EXERCISE
Filter the entries below, keeping only lines with the word "ROBERT".

INFORMATION GIVEN
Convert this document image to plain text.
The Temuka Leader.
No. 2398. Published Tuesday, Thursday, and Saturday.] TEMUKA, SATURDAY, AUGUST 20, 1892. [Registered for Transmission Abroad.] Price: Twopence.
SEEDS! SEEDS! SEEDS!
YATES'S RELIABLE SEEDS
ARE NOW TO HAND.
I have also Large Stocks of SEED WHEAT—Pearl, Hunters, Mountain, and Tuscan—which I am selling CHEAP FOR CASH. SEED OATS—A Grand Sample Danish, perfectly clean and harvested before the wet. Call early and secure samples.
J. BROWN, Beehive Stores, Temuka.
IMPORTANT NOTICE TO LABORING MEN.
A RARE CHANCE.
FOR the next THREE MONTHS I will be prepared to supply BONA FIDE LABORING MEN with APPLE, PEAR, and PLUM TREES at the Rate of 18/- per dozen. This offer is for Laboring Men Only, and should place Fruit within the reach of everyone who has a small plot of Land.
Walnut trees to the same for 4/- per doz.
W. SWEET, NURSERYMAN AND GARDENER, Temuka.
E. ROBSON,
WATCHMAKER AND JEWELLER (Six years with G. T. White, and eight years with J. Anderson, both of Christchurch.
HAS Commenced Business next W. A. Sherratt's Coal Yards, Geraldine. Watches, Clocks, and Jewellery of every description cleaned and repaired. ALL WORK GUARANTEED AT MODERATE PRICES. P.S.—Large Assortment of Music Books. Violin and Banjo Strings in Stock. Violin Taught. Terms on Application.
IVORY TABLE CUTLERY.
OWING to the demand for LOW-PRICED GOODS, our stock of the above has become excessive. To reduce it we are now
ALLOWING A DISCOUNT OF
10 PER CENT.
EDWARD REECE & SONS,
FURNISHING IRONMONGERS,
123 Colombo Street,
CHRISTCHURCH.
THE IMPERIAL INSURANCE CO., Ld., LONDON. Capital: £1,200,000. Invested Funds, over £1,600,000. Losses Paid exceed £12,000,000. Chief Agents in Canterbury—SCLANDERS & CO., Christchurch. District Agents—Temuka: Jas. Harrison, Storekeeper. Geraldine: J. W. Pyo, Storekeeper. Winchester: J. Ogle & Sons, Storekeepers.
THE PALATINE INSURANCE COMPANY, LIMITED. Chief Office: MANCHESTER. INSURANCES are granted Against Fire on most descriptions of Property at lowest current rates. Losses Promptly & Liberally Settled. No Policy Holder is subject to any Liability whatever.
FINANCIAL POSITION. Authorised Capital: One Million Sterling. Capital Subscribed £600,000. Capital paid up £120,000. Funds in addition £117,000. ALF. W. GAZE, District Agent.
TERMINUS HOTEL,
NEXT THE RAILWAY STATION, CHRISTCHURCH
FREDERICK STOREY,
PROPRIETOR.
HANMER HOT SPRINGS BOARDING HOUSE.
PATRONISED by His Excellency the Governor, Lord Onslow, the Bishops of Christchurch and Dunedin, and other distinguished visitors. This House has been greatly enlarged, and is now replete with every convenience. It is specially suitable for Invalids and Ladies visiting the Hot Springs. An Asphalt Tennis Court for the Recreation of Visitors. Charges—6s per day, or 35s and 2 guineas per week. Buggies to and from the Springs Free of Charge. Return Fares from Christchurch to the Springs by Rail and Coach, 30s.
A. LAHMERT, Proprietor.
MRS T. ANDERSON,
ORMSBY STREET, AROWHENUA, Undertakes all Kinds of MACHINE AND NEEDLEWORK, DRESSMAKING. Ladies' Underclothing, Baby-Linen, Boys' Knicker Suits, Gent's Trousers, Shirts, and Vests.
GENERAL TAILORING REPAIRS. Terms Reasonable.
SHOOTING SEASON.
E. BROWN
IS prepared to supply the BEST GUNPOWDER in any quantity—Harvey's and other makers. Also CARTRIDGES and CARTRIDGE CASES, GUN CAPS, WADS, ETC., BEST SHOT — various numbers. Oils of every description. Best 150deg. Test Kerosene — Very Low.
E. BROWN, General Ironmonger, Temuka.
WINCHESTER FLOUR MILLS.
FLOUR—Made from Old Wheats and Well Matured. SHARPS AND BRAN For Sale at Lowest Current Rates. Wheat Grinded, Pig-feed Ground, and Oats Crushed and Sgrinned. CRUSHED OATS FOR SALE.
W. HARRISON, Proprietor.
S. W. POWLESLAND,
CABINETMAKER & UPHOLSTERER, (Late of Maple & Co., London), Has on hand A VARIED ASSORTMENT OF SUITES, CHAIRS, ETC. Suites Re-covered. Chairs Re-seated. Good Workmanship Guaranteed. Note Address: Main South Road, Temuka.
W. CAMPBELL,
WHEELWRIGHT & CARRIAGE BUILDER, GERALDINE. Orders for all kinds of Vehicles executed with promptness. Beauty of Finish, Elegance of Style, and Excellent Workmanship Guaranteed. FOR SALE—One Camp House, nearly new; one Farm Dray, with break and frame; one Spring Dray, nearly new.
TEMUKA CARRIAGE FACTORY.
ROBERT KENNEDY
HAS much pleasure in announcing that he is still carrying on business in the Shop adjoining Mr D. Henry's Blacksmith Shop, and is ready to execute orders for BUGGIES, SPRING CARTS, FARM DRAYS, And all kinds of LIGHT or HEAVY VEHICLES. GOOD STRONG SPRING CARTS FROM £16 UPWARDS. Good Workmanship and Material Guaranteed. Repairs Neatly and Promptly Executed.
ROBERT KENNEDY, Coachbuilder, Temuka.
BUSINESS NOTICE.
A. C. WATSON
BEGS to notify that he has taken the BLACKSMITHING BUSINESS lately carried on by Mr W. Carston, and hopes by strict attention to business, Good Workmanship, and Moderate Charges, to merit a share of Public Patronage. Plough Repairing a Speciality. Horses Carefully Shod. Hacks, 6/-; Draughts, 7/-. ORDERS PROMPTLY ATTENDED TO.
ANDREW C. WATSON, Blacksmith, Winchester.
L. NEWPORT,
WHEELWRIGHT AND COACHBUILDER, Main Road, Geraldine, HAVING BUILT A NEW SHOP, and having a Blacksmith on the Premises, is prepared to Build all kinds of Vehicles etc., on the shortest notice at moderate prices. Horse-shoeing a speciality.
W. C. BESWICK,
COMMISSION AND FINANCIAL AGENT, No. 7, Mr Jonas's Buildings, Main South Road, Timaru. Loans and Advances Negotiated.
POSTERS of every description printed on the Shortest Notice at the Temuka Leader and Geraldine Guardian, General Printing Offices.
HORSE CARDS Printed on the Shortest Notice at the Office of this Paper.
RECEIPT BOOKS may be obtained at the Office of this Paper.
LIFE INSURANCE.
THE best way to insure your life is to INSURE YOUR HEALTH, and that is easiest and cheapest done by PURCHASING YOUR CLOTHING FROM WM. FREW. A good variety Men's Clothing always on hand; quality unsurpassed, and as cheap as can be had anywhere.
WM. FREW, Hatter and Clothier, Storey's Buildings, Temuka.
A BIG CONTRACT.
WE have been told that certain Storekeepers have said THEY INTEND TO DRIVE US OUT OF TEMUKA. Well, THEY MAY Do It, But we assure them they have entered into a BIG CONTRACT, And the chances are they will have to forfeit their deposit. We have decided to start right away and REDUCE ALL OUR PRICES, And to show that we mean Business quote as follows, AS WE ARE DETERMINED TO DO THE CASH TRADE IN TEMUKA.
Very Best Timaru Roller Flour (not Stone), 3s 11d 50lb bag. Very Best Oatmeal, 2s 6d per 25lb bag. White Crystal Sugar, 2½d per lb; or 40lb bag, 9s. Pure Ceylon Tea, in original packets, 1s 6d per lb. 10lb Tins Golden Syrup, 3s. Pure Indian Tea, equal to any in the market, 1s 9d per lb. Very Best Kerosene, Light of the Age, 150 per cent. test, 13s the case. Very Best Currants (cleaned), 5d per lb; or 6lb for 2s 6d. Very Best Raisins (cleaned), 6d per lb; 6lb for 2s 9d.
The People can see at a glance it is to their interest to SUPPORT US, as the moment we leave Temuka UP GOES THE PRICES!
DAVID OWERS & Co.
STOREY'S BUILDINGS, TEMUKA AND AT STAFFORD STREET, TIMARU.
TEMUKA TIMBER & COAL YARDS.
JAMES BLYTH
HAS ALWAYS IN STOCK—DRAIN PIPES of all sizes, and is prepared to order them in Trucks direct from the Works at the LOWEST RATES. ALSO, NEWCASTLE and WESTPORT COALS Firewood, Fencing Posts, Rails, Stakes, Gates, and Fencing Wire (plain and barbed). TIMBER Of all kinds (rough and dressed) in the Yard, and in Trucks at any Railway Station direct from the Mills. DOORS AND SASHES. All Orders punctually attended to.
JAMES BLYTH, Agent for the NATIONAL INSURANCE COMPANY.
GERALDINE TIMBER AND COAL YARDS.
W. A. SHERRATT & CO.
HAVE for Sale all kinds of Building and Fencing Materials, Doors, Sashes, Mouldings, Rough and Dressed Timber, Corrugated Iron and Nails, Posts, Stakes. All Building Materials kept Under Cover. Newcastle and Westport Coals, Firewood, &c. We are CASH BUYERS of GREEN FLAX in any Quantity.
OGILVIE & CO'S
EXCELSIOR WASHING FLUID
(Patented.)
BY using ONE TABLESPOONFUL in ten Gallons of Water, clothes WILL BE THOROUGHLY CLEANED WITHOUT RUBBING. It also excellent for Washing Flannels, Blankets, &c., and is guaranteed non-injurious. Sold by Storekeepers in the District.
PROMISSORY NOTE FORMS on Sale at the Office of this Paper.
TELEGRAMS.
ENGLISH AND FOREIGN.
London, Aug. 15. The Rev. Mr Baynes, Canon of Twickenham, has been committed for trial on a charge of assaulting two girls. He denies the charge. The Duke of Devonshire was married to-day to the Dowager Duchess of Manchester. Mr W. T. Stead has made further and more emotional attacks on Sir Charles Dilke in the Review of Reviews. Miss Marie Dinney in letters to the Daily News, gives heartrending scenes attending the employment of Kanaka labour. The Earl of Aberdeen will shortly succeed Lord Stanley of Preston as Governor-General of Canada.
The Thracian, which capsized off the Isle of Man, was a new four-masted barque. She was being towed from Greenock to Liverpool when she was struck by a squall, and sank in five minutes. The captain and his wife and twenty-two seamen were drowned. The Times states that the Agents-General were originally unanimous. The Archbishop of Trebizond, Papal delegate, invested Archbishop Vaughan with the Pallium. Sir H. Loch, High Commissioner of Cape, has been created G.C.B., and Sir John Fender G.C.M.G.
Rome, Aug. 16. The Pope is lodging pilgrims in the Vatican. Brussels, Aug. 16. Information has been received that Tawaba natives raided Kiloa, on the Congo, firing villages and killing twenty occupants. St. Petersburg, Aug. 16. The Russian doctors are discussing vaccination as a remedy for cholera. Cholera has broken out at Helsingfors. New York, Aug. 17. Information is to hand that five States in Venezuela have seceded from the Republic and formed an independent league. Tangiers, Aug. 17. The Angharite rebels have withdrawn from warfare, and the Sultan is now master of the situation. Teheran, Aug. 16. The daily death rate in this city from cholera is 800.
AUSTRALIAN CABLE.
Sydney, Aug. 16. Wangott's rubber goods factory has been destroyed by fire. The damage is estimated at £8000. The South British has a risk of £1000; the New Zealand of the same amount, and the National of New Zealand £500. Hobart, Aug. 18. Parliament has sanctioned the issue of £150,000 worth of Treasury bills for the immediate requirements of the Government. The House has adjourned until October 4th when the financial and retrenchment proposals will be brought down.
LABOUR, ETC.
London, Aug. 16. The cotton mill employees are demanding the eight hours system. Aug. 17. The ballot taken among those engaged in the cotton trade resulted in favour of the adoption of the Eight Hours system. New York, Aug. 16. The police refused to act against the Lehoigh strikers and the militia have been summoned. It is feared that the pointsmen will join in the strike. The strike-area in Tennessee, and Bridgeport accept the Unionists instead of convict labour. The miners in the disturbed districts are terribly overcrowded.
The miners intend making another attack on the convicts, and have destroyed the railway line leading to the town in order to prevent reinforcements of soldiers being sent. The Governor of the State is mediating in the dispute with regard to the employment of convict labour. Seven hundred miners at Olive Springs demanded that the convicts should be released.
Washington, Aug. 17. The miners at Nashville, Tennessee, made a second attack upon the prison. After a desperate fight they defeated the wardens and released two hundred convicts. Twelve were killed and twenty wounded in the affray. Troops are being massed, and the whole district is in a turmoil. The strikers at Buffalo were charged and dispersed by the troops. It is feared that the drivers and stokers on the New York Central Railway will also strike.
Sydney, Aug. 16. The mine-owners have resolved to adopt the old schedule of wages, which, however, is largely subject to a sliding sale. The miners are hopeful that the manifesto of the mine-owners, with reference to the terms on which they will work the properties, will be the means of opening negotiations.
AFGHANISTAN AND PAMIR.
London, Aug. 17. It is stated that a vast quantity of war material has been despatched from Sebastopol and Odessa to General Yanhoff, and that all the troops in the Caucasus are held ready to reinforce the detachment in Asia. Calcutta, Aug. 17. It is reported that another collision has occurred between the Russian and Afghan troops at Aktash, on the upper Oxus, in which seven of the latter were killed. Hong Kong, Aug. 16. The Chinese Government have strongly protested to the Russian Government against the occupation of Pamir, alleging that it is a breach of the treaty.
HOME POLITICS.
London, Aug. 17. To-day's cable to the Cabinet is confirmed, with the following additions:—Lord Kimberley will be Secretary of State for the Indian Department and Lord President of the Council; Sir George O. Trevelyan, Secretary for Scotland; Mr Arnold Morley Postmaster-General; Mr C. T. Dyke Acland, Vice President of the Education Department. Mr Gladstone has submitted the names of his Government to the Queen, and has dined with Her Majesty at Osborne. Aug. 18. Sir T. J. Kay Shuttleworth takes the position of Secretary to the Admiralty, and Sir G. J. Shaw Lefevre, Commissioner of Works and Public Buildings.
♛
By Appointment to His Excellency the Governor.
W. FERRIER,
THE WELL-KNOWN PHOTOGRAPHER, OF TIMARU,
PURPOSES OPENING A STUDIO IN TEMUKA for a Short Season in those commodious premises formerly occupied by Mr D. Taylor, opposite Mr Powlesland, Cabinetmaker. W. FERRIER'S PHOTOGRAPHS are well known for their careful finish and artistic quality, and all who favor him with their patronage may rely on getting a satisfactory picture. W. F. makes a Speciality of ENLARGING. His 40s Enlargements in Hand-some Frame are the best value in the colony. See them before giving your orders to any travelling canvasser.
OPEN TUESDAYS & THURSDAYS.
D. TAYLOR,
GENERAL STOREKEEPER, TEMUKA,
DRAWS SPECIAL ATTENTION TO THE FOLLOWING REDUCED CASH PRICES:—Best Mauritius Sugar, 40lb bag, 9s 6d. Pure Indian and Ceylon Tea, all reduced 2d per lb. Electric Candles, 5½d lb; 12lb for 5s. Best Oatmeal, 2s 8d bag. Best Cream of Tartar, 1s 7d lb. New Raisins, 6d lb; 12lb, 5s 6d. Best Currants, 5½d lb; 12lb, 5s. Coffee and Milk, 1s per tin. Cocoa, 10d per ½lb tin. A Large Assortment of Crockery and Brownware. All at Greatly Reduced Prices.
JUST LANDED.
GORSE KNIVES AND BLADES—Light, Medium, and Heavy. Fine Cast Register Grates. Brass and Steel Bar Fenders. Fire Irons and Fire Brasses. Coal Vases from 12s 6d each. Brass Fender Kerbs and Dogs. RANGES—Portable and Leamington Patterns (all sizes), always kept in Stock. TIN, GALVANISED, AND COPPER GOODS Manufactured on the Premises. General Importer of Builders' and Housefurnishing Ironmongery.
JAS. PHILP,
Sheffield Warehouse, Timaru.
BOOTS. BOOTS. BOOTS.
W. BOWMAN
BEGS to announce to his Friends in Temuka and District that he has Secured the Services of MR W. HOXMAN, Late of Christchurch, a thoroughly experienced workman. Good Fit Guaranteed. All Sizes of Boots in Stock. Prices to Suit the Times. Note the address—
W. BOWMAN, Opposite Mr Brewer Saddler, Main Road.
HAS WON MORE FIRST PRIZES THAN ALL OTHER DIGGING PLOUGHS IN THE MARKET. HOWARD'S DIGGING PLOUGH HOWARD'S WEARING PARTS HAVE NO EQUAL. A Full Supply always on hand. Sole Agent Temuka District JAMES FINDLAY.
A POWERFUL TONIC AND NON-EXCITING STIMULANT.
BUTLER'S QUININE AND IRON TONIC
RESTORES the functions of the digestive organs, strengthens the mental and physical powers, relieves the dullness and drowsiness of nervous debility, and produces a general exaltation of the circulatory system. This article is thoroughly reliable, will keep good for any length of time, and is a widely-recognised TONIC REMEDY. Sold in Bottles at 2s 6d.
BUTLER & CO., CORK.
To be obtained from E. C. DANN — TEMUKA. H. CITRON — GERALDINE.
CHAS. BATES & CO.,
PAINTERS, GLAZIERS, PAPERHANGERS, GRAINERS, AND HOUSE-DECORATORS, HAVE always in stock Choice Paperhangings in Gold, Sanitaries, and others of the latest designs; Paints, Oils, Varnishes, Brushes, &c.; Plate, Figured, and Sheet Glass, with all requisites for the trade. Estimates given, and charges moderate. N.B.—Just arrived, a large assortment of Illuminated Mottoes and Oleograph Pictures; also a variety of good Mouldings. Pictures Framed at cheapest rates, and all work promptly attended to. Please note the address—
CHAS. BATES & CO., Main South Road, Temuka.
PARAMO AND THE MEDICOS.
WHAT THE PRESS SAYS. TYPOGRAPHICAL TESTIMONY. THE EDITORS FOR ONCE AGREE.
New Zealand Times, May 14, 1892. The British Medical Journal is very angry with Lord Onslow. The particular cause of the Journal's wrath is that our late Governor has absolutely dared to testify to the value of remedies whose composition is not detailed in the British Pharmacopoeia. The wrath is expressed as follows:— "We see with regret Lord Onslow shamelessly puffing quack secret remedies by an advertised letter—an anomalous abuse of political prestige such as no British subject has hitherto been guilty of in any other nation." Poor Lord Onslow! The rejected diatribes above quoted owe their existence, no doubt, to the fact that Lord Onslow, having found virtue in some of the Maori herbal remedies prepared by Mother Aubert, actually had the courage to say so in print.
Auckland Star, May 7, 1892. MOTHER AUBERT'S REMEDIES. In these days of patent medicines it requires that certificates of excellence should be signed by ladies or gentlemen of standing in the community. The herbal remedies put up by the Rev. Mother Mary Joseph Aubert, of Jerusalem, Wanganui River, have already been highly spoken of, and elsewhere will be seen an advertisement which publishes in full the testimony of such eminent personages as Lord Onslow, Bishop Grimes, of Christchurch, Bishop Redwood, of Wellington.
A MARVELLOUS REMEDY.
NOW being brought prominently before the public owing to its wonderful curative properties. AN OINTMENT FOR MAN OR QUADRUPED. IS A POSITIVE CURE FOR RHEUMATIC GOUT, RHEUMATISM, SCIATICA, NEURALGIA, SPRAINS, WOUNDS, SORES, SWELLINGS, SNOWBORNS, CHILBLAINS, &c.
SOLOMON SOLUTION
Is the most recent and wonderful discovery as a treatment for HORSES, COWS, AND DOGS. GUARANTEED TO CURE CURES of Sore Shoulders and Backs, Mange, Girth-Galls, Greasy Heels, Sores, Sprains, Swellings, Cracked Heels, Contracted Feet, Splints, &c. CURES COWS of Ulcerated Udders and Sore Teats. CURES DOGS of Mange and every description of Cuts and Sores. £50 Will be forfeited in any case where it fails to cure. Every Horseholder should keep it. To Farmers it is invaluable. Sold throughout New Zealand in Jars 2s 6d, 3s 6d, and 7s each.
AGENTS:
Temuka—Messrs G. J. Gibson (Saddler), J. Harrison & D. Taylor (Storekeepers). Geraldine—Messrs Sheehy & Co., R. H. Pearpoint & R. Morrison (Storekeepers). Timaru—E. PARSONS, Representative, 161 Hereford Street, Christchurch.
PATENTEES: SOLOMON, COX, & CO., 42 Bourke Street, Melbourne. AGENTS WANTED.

RESPONSE TO THIS TASK
ROBERT KENNEDY
ROBERT KENNEDY, Coachbuilder, Temuka.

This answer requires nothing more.